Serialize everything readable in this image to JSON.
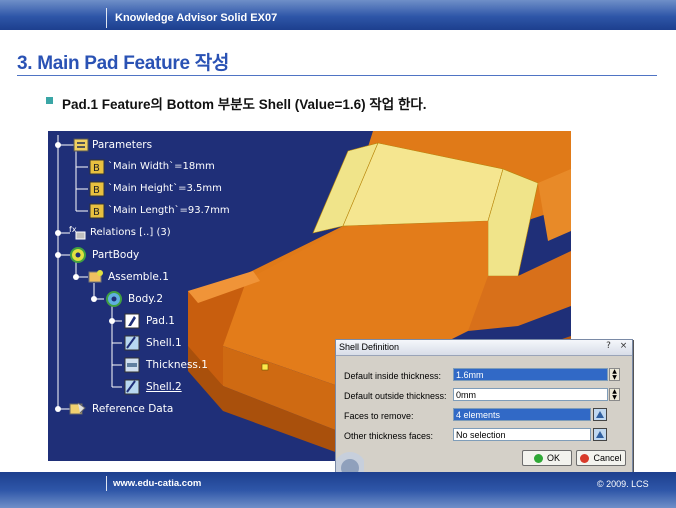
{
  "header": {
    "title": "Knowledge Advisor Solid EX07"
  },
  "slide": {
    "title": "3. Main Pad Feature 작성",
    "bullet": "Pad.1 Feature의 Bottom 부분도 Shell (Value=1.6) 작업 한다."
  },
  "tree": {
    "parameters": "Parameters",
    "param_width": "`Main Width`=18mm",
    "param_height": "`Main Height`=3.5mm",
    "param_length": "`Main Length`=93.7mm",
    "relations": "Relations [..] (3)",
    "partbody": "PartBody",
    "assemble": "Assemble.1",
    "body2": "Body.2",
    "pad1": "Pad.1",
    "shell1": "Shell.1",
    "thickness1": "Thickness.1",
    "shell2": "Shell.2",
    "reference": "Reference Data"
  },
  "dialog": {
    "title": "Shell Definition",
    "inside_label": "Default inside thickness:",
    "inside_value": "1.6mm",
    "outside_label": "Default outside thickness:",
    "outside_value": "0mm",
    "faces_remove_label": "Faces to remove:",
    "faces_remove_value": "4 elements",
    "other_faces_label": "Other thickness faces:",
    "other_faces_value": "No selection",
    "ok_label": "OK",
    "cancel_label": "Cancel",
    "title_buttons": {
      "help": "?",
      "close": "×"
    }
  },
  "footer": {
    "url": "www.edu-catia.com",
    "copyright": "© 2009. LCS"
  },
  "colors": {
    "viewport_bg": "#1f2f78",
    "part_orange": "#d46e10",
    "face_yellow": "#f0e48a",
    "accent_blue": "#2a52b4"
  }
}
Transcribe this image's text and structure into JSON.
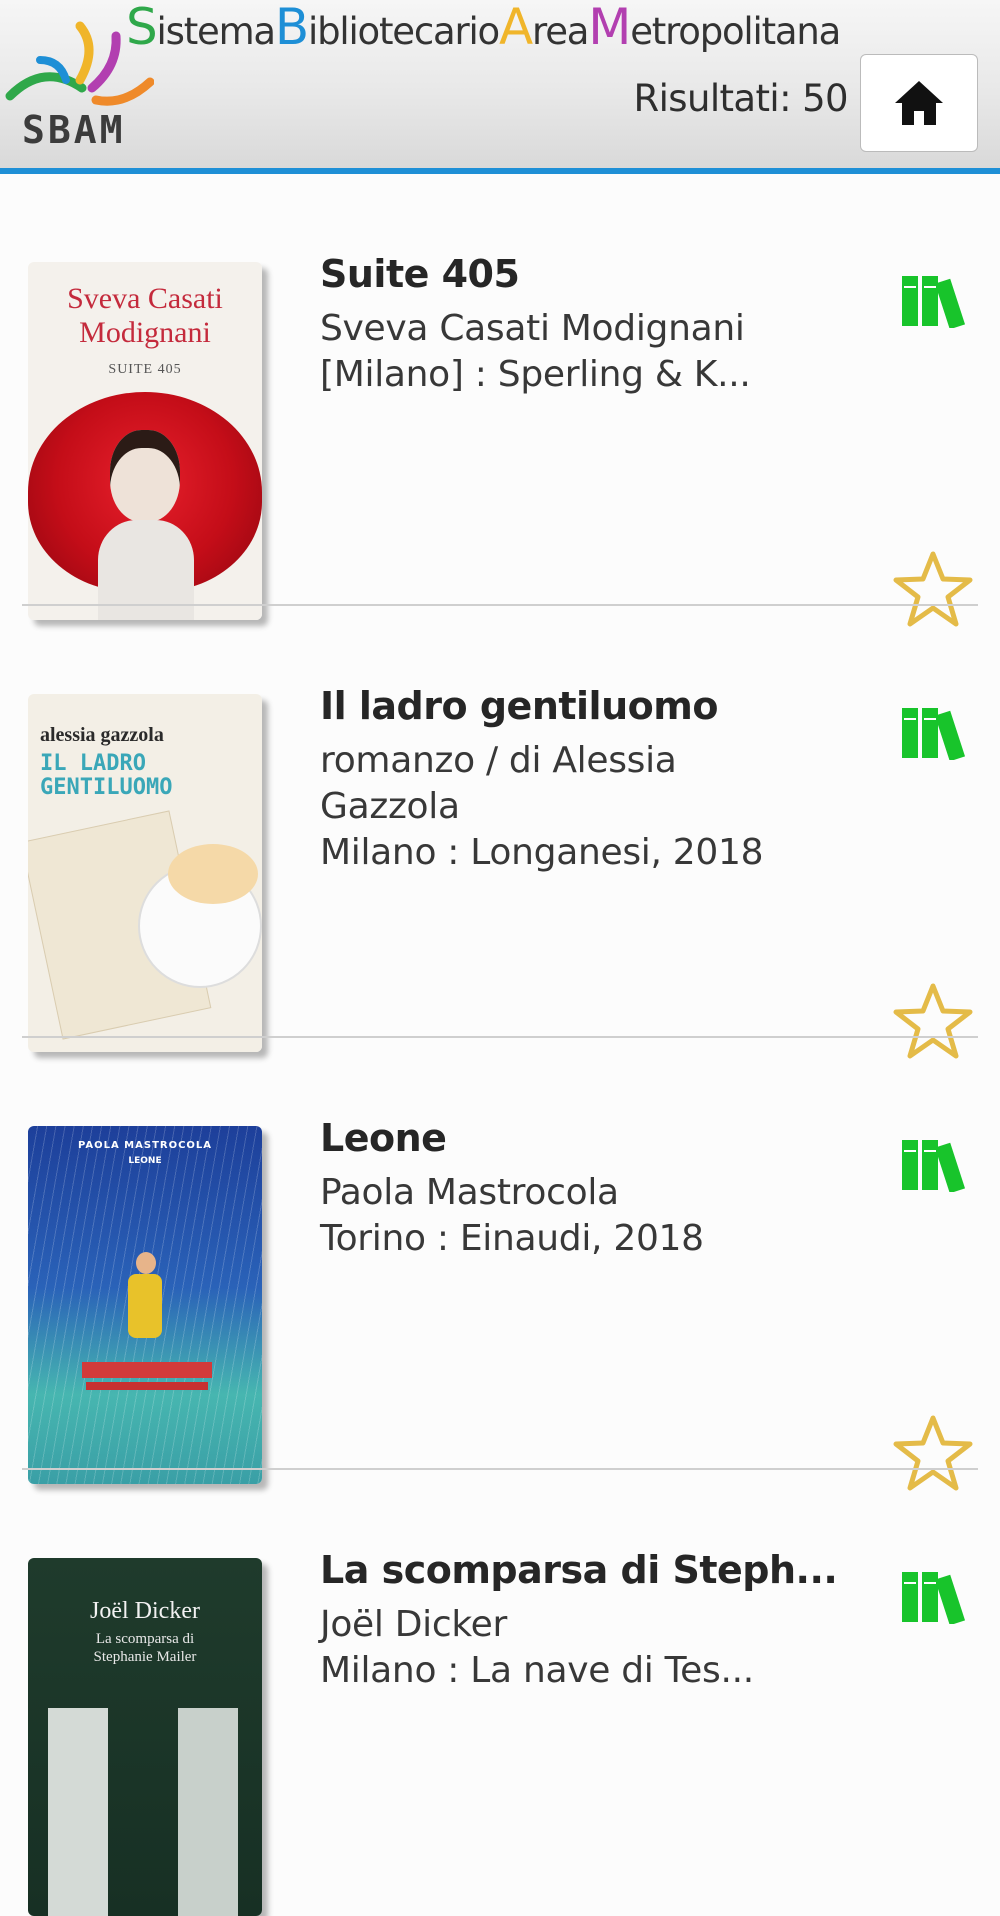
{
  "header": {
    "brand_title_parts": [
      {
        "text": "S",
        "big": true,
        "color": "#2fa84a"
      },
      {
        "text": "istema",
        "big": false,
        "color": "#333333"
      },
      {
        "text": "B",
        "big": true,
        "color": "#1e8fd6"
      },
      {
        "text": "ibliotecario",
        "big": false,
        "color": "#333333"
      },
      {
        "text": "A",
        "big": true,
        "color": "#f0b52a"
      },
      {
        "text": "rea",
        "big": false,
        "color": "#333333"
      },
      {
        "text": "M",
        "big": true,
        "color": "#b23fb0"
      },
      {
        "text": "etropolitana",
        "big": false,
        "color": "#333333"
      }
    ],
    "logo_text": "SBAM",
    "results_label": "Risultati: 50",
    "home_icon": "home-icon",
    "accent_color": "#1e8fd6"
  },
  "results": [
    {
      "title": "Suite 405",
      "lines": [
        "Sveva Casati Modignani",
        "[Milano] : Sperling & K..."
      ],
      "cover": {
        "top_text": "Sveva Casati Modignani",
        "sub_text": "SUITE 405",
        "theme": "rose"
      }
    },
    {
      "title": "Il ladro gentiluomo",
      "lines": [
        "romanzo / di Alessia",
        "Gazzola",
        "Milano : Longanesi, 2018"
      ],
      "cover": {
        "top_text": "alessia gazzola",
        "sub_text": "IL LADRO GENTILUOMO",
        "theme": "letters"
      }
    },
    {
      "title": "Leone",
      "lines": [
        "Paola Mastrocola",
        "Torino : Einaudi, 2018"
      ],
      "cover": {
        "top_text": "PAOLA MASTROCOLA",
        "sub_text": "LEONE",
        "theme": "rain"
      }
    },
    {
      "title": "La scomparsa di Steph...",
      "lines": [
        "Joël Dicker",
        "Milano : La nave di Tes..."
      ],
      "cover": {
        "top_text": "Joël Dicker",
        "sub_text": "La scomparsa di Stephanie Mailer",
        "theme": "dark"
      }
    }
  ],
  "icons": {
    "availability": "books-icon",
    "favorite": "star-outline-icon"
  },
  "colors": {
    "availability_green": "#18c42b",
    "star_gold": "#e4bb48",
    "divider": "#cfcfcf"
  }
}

----

_Exercise instructions_
Out of the preceding entries, pull every line containing the string "image".

_Worked answer_
Serialize everything readable in this image to JSON.
Transcribe this image's text and structure into JSON.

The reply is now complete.